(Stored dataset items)
__________

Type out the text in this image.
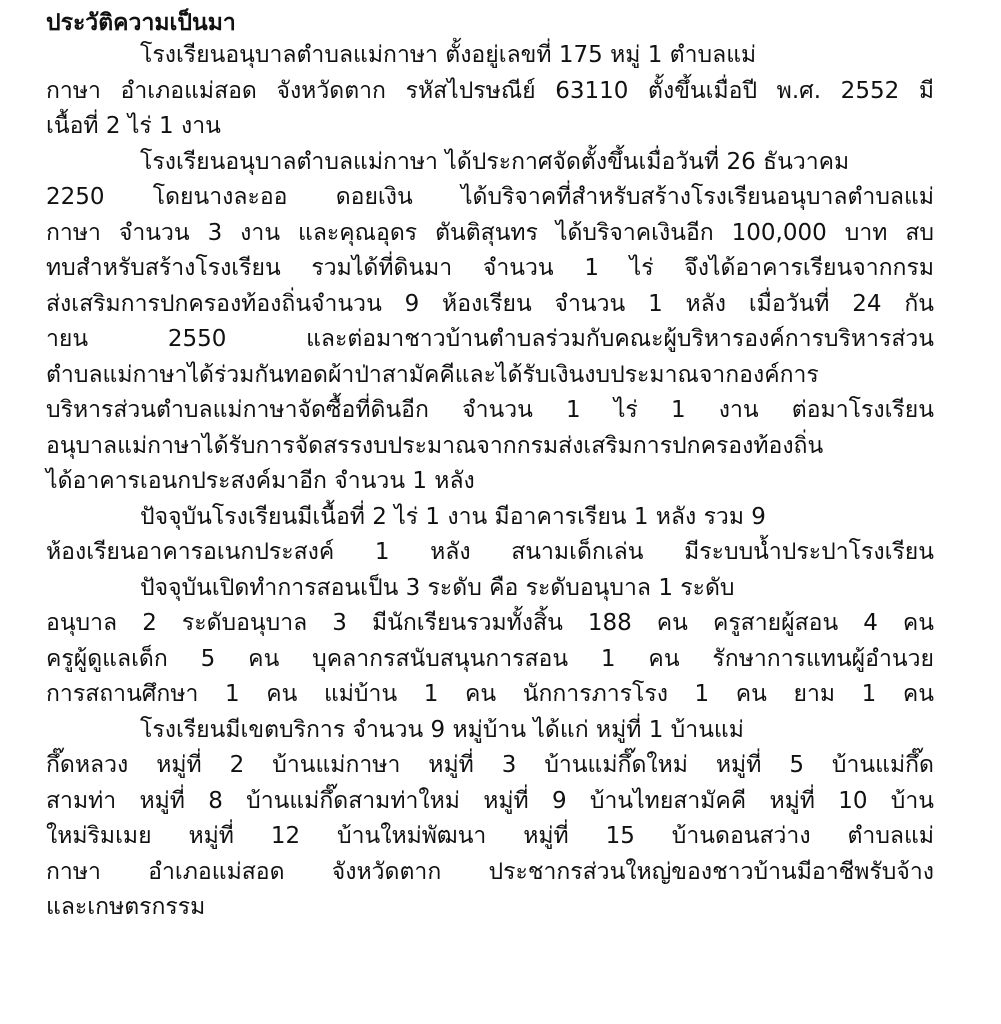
ประวัติความเป็นมา
โรงเรียนอนุบาลตำบลแม่กาษา ตั้งอยู่เลขที่ 175 หมู่ 1 ตำบลแม่
กาษา อำเภอแม่สอด จังหวัดตาก รหัสไปรษณีย์ 63110 ตั้งขึ้นเมื่อปี พ.ศ. 2552 มี
เนื้อที่ 2 ไร่ 1 งาน
โรงเรียนอนุบาลตำบลแม่กาษา ได้ประกาศจัดตั้งขึ้นเมื่อวันที่ 26 ธันวาคม
2250 โดยนางละออ ดอยเงิน ได้บริจาคที่สำหรับสร้างโรงเรียนอนุบาลตำบลแม่
กาษา จำนวน 3 งาน และคุณอุดร ตันติสุนทร ได้บริจาคเงินอีก 100,000 บาท สบ
ทบสำหรับสร้างโรงเรียน รวมได้ที่ดินมา จำนวน 1 ไร่ จึงได้อาคารเรียนจากกรม
ส่งเสริมการปกครองท้องถิ่นจำนวน 9 ห้องเรียน จำนวน 1 หลัง เมื่อวันที่ 24 กัน
ายน 2550 และต่อมาชาวบ้านตำบลร่วมกับคณะผู้บริหารองค์การบริหารส่วน
ตำบลแม่กาษาได้ร่วมกันทอดผ้าป่าสามัคคีและได้รับเงินงบประมาณจากองค์การ
บริหารส่วนตำบลแม่กาษาจัดซื้อที่ดินอีก จำนวน 1 ไร่ 1 งาน ต่อมาโรงเรียน
อนุบาลแม่กาษาได้รับการจัดสรรงบประมาณจากกรมส่งเสริมการปกครองท้องถิ่น
ได้อาคารเอนกประสงค์มาอีก จำนวน 1 หลัง
ปัจจุบันโรงเรียนมีเนื้อที่ 2 ไร่ 1 งาน มีอาคารเรียน 1 หลัง รวม 9
ห้องเรียนอาคารอเนกประสงค์ 1 หลัง สนามเด็กเล่น มีระบบน้ำประปาโรงเรียน
ปัจจุบันเปิดทำการสอนเป็น 3 ระดับ คือ ระดับอนุบาล 1 ระดับ
อนุบาล 2 ระดับอนุบาล 3 มีนักเรียนรวมทั้งสิ้น 188 คน ครูสายผู้สอน 4 คน
ครูผู้ดูแลเด็ก 5 คน บุคลากรสนับสนุนการสอน 1 คน รักษาการแทนผู้อำนวย
การสถานศึกษา 1 คน แม่บ้าน 1 คน นักการภารโรง 1 คน ยาม 1 คน
โรงเรียนมีเขตบริการ จำนวน 9 หมู่บ้าน ได้แก่ หมู่ที่ 1 บ้านแม่
กึ๊ดหลวง หมู่ที่ 2 บ้านแม่กาษา หมู่ที่ 3 บ้านแม่กึ๊ดใหม่ หมู่ที่ 5 บ้านแม่กึ๊ด
สามท่า หมู่ที่ 8 บ้านแม่กึ๊ดสามท่าใหม่ หมู่ที่ 9 บ้านไทยสามัคคี หมู่ที่ 10 บ้าน
ใหม่ริมเมย หมู่ที่ 12 บ้านใหม่พัฒนา หมู่ที่ 15 บ้านดอนสว่าง ตำบลแม่
กาษา อำเภอแม่สอด จังหวัดตาก ประชากรส่วนใหญ่ของชาวบ้านมีอาชีพรับจ้าง
และเกษตรกรรม
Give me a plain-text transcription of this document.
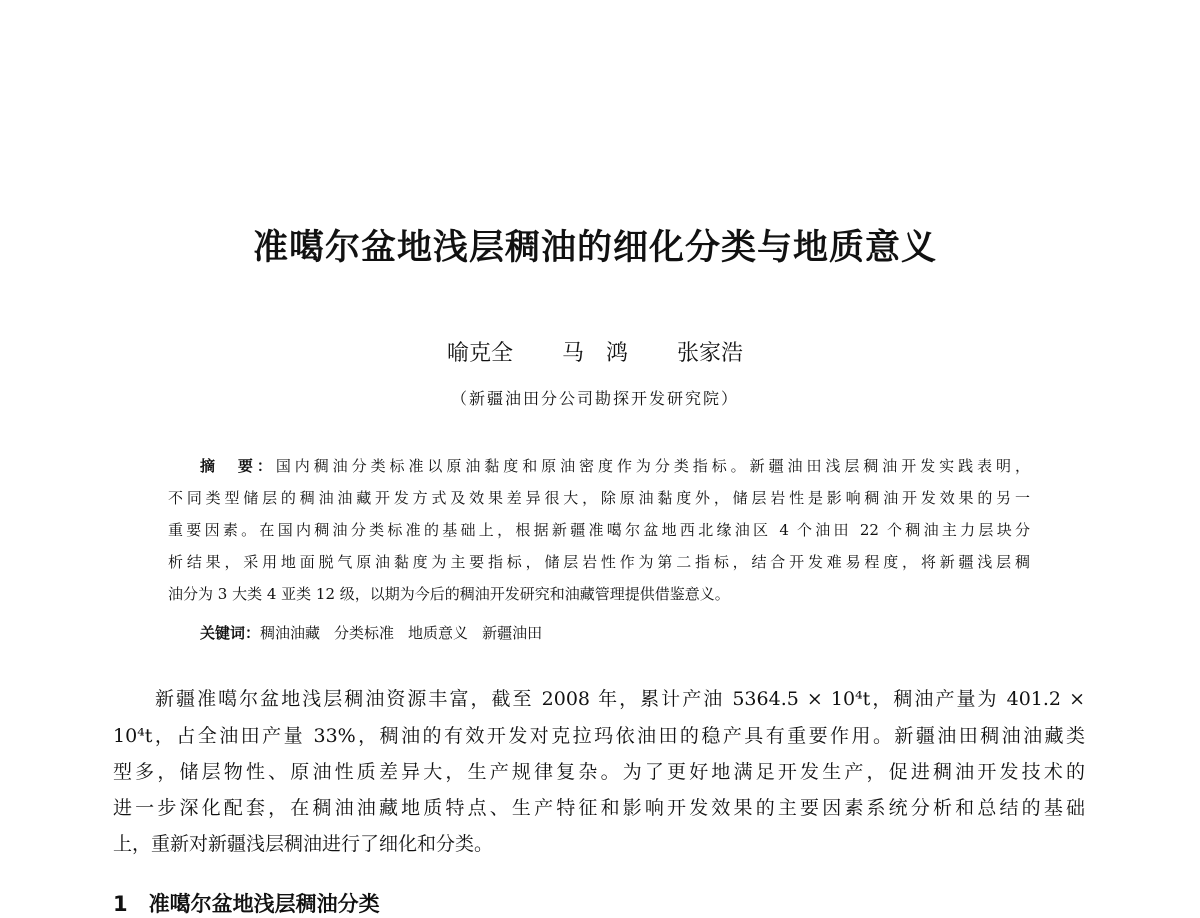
准噶尔盆地浅层稠油的细化分类与地质意义
喻克全 马　鸿 张家浩
（新疆油田分公司勘探开发研究院）
摘　要：国内稠油分类标准以原油黏度和原油密度作为分类指标。新疆油田浅层稠油开发实践表明，
不同类型储层的稠油油藏开发方式及效果差异很大，除原油黏度外，储层岩性是影响稠油开发效果的另一
重要因素。在国内稠油分类标准的基础上，根据新疆准噶尔盆地西北缘油区 4 个油田 22 个稠油主力层块分
析结果，采用地面脱气原油黏度为主要指标，储层岩性作为第二指标，结合开发难易程度，将新疆浅层稠
油分为 3 大类 4 亚类 12 级，以期为今后的稠油开发研究和油藏管理提供借鉴意义。
关键词：稠油油藏 分类标准 地质意义 新疆油田
新疆准噶尔盆地浅层稠油资源丰富，截至 2008 年，累计产油 5364.5 × 10⁴t，稠油产量为 401.2 ×
10⁴t，占全油田产量 33%，稠油的有效开发对克拉玛依油田的稳产具有重要作用。新疆油田稠油油藏类
型多，储层物性、原油性质差异大，生产规律复杂。为了更好地满足开发生产，促进稠油开发技术的
进一步深化配套，在稠油油藏地质特点、生产特征和影响开发效果的主要因素系统分析和总结的基础
上，重新对新疆浅层稠油进行了细化和分类。
1　准噶尔盆地浅层稠油分类
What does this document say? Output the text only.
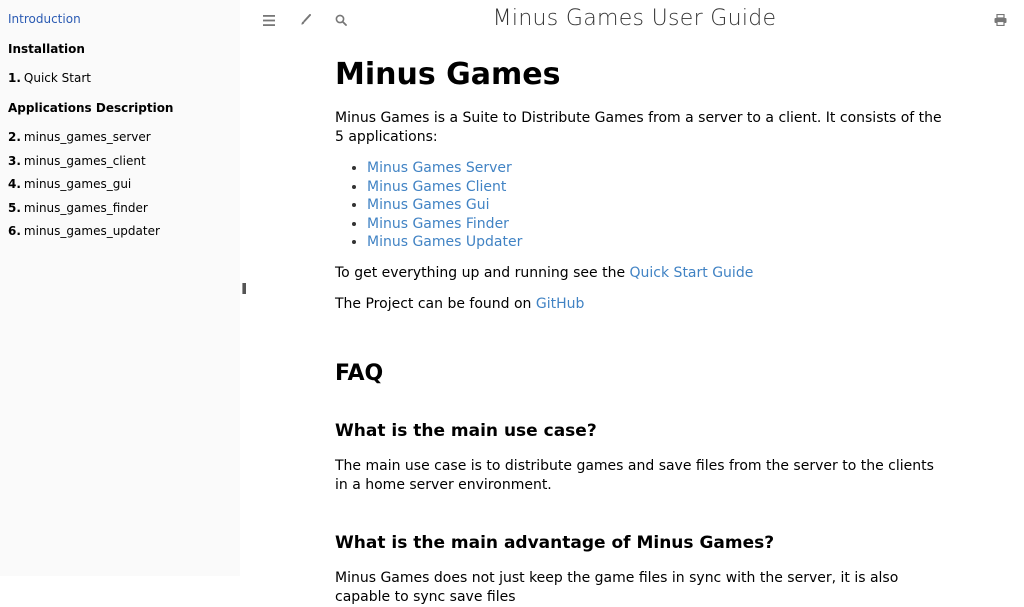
Introduction
Installation
1. Quick Start
Applications Description
2. minus_games_server
3. minus_games_client
4. minus_games_gui
5. minus_games_finder
6. minus_games_updater
Minus Games User Guide
Minus Games

Minus Games is a Suite to Distribute Games from a server to a client. It consists of the 5 applications:

• Minus Games Server
• Minus Games Client
• Minus Games Gui
• Minus Games Finder
• Minus Games Updater

To get everything up and running see the Quick Start Guide

The Project can be found on GitHub

FAQ
What is the main use case?

The main use case is to distribute games and save files from the server to the clients in a home server environment.

What is the main advantage of Minus Games?

Minus Games does not just keep the game files in sync with the server, it is also capable to sync save files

__________

Look through the entries above for the word "บาลตำบลแม". Copy every line where it shows up.

The output -
โรงเรียนอนุบาลตำบลแม่กาษา ตั้งอยู่เลขที่ 175 หมู่ 1 ตำบลแม่
โรงเรียนอนุบาลตำบลแม่กาษา ได้ประกาศจัดตั้งขึ้นเมื่อวันที่ 26 ธันวาคม
2250 โดยนางละออ ดอยเงิน ได้บริจาคที่สำหรับสร้างโรงเรียนอนุบาลตำบลแม่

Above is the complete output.